=== DOCUMENT EXTRACT ===
☆ ☆ ☆ ☆

Without comment, the U.S. Supreme Court on Monday refused to disturb lower court rulings which upheld a 2011 Arizona law that only the two parties with the highest number of adherents get to be listed on the forms. The justices rebuffed contentions of the Arizona Libertarian Party that the practice is both unfair and illegal.

Monday’s ruling is a victory for Republicans who approved the law in what GOP lawmakers admitted was a bid to slow the tide of people not registering with their party. It also exhausts all avenues of appeal for the Libertarians.

Until 2011, those registering to vote were given a blank line to insert their preferred party choice.

Former state Sen. Frank Antenori, R-Tucson, who sponsored the legislation, said the result was that many people were leaving the space blank. The result was that they were registered as independent, unaffiliated with any party at all.

Antenori contended that some people probably wanted to list themselves with a party but just forgot.

With space on the registration form limited, Antenori said it was impossible to list all four parties recognized by the state at that time. So the decision was made to list just the two parties with the largest registration.

And those wanting a different affiliation have to fill in that party’s name on a line that’s less than an inch long.

Attorney David Hardy charged that was not fair.

He said those who might want to register with the Green or Libertarian parties might look at the revised form and conclude they “must not be real political parties or do not have ballot access, and thus there is no purpose to registering in them.”

☆ ☆ ☆ ☆

=== STORED DATA ===
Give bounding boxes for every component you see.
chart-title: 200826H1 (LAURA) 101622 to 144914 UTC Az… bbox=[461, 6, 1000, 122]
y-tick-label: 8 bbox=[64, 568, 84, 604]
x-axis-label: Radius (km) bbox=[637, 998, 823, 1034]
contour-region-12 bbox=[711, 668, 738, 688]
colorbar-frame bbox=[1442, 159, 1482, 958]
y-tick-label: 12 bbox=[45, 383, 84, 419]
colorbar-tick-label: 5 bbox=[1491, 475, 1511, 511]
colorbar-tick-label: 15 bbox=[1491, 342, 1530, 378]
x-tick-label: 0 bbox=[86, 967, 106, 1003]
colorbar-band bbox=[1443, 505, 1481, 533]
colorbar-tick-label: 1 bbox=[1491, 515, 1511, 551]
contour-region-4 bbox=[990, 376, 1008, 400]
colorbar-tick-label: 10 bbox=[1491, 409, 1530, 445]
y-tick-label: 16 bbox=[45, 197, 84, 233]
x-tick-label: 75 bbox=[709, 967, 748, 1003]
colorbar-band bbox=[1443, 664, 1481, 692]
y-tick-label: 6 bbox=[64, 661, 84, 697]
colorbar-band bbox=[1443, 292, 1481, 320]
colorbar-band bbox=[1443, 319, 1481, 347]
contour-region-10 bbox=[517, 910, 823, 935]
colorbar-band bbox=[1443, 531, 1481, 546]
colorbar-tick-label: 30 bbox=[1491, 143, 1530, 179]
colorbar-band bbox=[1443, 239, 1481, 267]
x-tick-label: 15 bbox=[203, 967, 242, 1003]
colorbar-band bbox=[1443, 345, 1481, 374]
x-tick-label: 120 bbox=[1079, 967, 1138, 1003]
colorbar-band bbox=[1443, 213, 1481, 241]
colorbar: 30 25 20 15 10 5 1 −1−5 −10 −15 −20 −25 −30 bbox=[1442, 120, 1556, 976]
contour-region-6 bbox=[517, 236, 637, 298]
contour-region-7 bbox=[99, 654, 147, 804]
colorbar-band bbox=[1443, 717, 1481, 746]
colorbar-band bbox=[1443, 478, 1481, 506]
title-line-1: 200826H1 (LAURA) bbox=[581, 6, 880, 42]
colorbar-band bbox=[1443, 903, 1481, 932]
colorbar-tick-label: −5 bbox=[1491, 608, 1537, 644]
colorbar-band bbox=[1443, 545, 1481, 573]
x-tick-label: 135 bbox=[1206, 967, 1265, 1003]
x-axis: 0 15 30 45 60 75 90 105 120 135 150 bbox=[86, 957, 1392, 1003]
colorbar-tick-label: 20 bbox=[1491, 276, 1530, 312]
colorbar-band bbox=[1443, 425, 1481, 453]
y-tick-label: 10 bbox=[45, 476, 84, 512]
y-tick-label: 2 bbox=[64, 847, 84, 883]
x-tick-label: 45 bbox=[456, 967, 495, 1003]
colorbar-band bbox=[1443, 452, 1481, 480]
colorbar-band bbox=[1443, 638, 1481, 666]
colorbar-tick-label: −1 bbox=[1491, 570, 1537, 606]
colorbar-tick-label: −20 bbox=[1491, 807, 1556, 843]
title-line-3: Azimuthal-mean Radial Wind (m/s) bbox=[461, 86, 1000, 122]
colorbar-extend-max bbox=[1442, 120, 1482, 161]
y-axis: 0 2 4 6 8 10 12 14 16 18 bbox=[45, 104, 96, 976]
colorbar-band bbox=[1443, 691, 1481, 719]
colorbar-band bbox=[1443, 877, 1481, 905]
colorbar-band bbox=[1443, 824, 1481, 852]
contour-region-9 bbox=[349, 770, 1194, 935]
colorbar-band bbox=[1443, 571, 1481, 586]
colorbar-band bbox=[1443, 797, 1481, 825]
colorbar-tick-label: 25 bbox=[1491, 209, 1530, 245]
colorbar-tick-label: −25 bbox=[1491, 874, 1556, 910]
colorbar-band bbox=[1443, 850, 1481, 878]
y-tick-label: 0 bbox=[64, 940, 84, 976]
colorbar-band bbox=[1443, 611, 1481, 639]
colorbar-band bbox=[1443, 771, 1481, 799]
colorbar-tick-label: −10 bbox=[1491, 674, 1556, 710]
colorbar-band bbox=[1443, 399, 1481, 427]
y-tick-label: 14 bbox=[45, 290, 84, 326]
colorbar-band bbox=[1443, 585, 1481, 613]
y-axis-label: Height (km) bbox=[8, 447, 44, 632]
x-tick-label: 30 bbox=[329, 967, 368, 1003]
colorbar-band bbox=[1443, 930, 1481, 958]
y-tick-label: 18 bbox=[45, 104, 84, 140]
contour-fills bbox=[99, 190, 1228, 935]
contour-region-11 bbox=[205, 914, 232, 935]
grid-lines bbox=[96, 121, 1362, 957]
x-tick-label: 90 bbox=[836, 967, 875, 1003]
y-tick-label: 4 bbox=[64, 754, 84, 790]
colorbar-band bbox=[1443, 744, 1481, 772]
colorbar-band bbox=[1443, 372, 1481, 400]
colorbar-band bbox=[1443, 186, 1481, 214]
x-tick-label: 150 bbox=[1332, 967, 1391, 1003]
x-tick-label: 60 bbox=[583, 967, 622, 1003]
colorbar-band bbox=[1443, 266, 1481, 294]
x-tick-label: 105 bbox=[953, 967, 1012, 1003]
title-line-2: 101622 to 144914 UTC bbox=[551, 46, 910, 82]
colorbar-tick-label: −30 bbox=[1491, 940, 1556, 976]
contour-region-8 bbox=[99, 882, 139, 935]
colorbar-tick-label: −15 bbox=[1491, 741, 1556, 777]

☆ ☆ ☆ ☆

=== JOBS ===
• 1. Based on the article about Arizona's voter registration form, say whether each statement agrees with the text, answering yes or no and quoting the deciding words: (a) The Supreme Court explained its reasons for leaving the lower court rulings in place. (b) Before 2011, people registering to vote wrote their party choice on a blank line. (c) Frank Antenori sponsored the 2011 legislation.
• 2. Write the next part of the article about Arizona's voter registration form, picking up after its final sentence.

=== RESPONSES BY TASK ===
• 1.
(a) No: "Without comment, the U.S. Supreme Court on Monday refused to disturb lower court rulings"
(b) Yes: "those registering to vote were given a blank line to insert their preferred party choice."
(c) Yes: "Former state Sen. Frank Antenori, R-Tucson, who sponsored the legislation"

• 2.
More to the point, Hardy said the number of registrants is important: Arizona law links continued representation on the ballot to the number of adherents as well as votes cast in the previous election.

But Judge Wallace Tashima, writing for the 9th U.S. Circuit Court of Appeals, said Hardy failed to convince the court that the new law actually is a substantial burden to Libertarians. It was that ruling that the Supreme Court upheld on Monday.

“Plaintiffs failed to adduce any evidence — statistical, anecdotal or otherwise — that the registration form has, in fact, encouraged voters to register for the major parties over minor ones,” Tashima wrote. Nor was the court swayed by arguments that listing Republicans and Democrats alone would suggest that they are the only “real parties.”

“The alleged psychological effects that the registration form has on registering voters is sheer speculation,” Tashima wrote.

Conversely, the judge said giving preferential treatment to the parties with the overwhelming number of registrants “reduces the potential that an election official will incorrectly register a voter who wishes to affiliate with one of the state’s two most prominent parties.”